* Start INPUT DATA *

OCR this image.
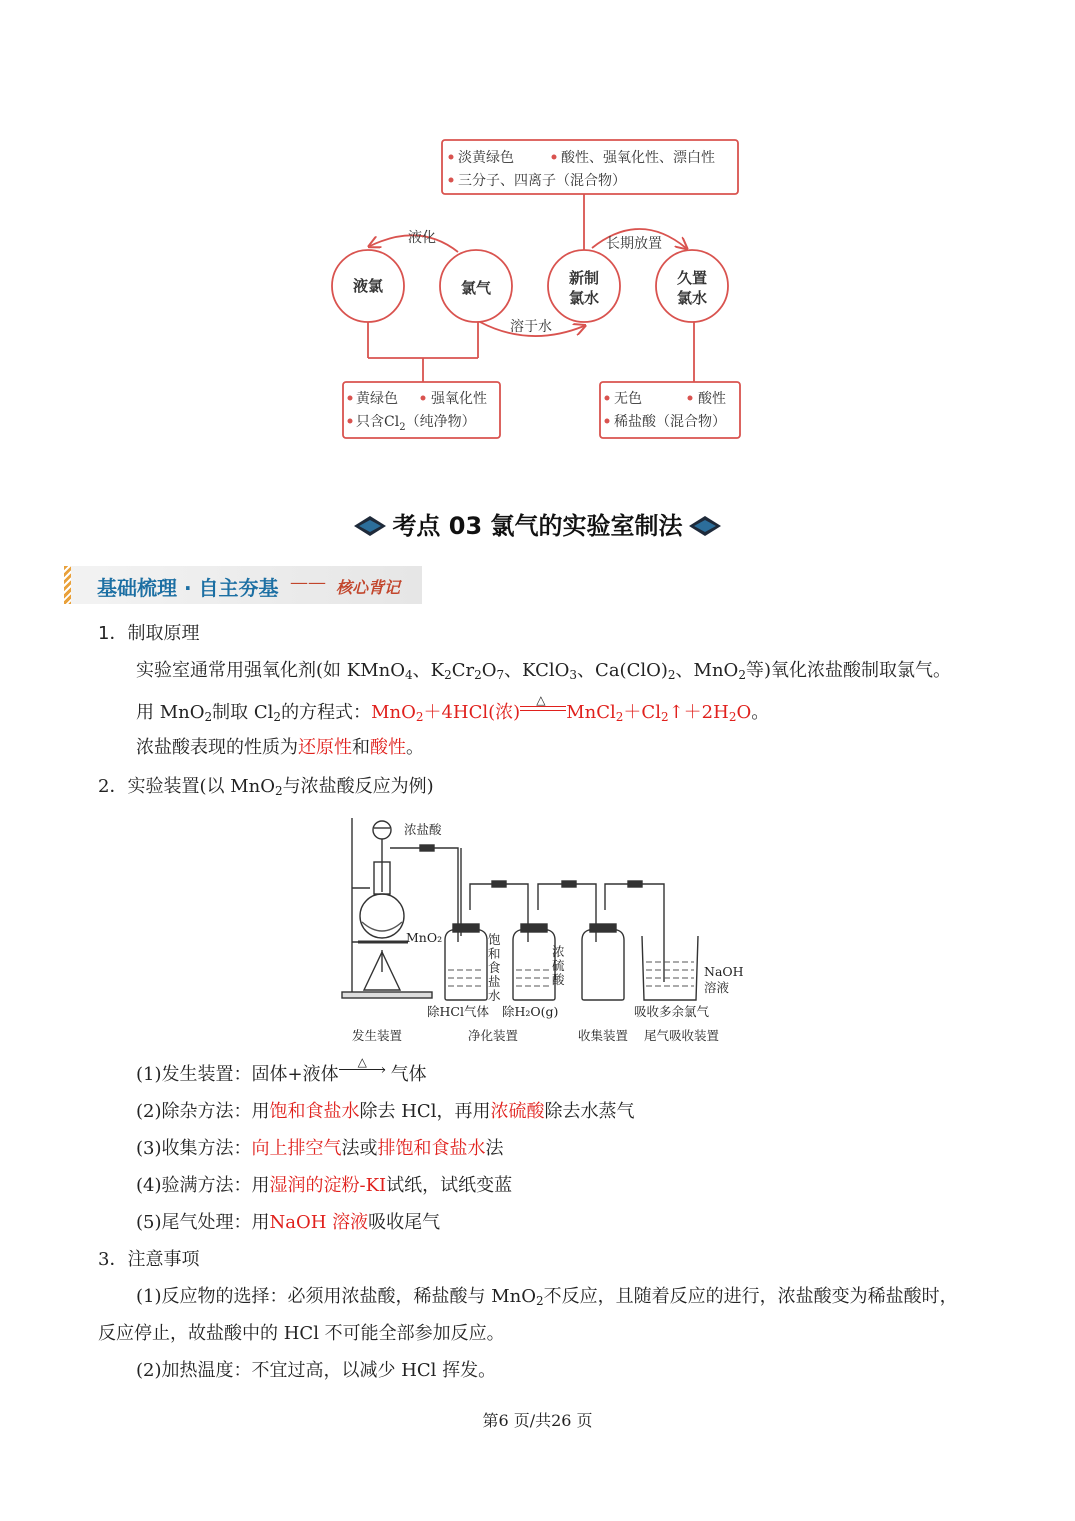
淡黄绿色	酸性、强氧化性、漂白性
三分子、四离子（混合物）
液氯	氯气
新制
氯水
久置
氯水
液化
溶于水
长期放置
黄绿色 强氧化性
只含$Cl_2$（纯净物）
无色	酸性
稀盐酸（混合物）
考点 03 氯气的实验室制法
基础梳理 · 自主夯基 —— 核心背记
1．制取原理
实验室通常用强氧化剂(如 KMnO$_4$、$K_2Cr_2O_7$、KClO$_3$、$Ca(ClO)_2$、MnO$_2$等)氧化浓盐酸制取氯气。
用 MnO$_2$制取 $Cl_2$的方程式：MnO$_2$＋4HCl(浓)
△
$MnCl_2+Cl_2↑+2H_2O$。
浓盐酸表现的性质为还原性和酸性。
2．实验装置(以 MnO$_2$与浓盐酸反应为例)
浓盐酸
MnO₂	饱
和
食
盐
水
浓
硫
酸
NaOH
溶液
除HCl气体 除H₂O(g)	吸收多余氯气
发生装置	净化装置	收集装置 尾气吸收装置
(1)发生装置：固体+液体
△ › 气体
(2)除杂方法：用饱和食盐水除去 HCl，再用浓硫酸除去水蒸气
(3)收集方法：向上排空气法或排饱和食盐水法
(4)验满方法：用湿润的淀粉-KI试纸，试纸变蓝
(5)尾气处理：用NaOH 溶液吸收尾气
3．注意事项
(1)反应物的选择：必须用浓盐酸，稀盐酸与 MnO$_2$不反应，且随着反应的进行，浓盐酸变为稀盐酸时，
反应停止，故盐酸中的 HCl 不可能全部参加反应。
(2)加热温度：不宜过高，以减少 HCl 挥发。
第6 页/共26 页
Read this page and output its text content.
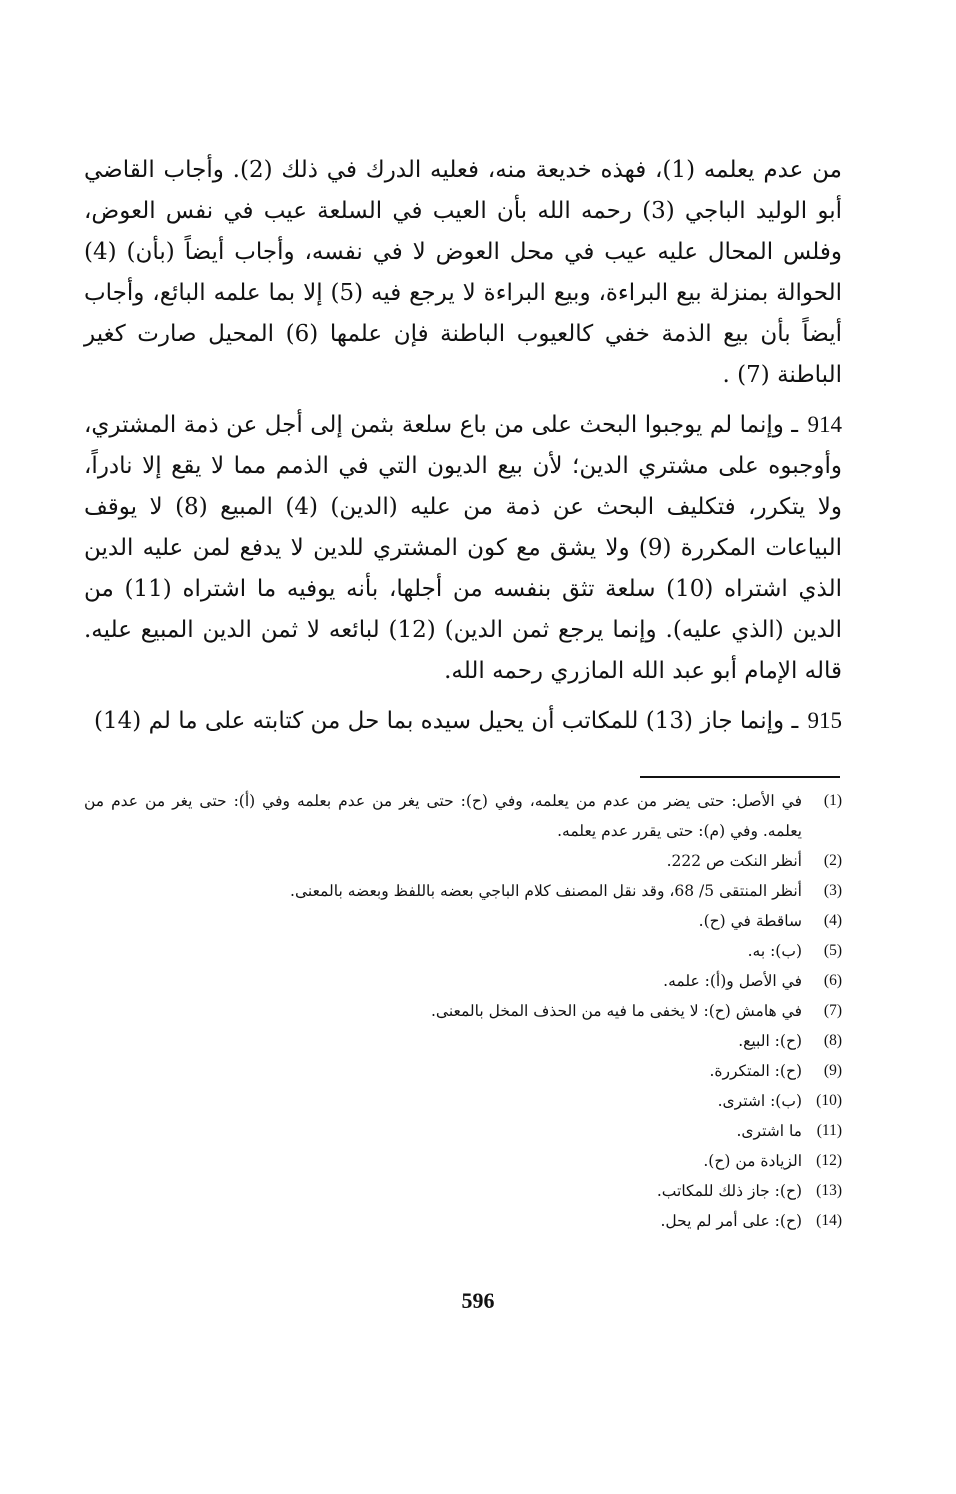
من عدم يعلمه (1)، فهذه خديعة منه، فعليه الدرك في ذلك (2). وأجاب القاضي أبو الوليد الباجي (3) رحمه الله بأن العيب في السلعة عيب في نفس العوض، وفلس المحال عليه عيب في محل العوض لا في نفسه، وأجاب أيضاً (بأن) (4) الحوالة بمنزلة بيع البراءة، وبيع البراءة لا يرجع فيه (5) إلا بما علمه البائع، وأجاب أيضاً بأن بيع الذمة خفي كالعيوب الباطنة فإن علمها (6) المحيل صارت كغير الباطنة (7) .

914 ـ وإنما لم يوجبوا البحث على من باع سلعة بثمن إلى أجل عن ذمة المشتري، وأوجبوه على مشتري الدين؛ لأن بيع الديون التي في الذمم مما لا يقع إلا نادراً، ولا يتكرر، فتكليف البحث عن ذمة من عليه (الدين) (4) المبيع (8) لا يوقف البياعات المكررة (9) ولا يشق مع كون المشتري للدين لا يدفع لمن عليه الدين الذي اشتراه (10) سلعة تثق بنفسه من أجلها، بأنه يوفيه ما اشتراه (11) من الدين (الذي عليه). وإنما يرجع ثمن الدين) (12) لبائعه لا ثمن الدين المبيع عليه. قاله الإمام أبو عبد الله المازري رحمه الله.

915 ـ وإنما جاز (13) للمكاتب أن يحيل سيده بما حل من كتابته على ما لم (14)

(1)
في الأصل: حتى يضر من عدم من يعلمه، وفي (ح): حتى يغر من عدم بعلمه وفي (أ): حتى يغر من عدم من يعلمه. وفي (م): حتى يقرر عدم يعلمه.
(2)
أنظر النكت ص 222.
(3)
أنظر المنتقى 5/ 68، وقد نقل المصنف كلام الباجي بعضه باللفظ وبعضه بالمعنى.
(4)
ساقطة في (ح).
(5)
(ب): به.
(6)
في الأصل و(أ): علمه.
(7)
في هامش (ح): لا يخفى ما فيه من الحذف المخل بالمعنى.
(8)
(ح): البيع.
(9)
(ح): المتكررة.
(10)
(ب): اشترى.
(11)
ما اشترى.
(12)
الزيادة من (ح).
(13)
(ح): جاز ذلك للمكاتب.
(14)
(ح): على أمر لم يحل.
596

* End INPUT DATA *

Report every line containing the word "بالمعنى" from the listing above.

▶ [REPLY TO THE EXERCISE]
أنظر المنتقى 5/ 68، وقد نقل المصنف كلام الباجي بعضه باللفظ وبعضه بالمعنى.
في هامش (ح): لا يخفى ما فيه من الحذف المخل بالمعنى.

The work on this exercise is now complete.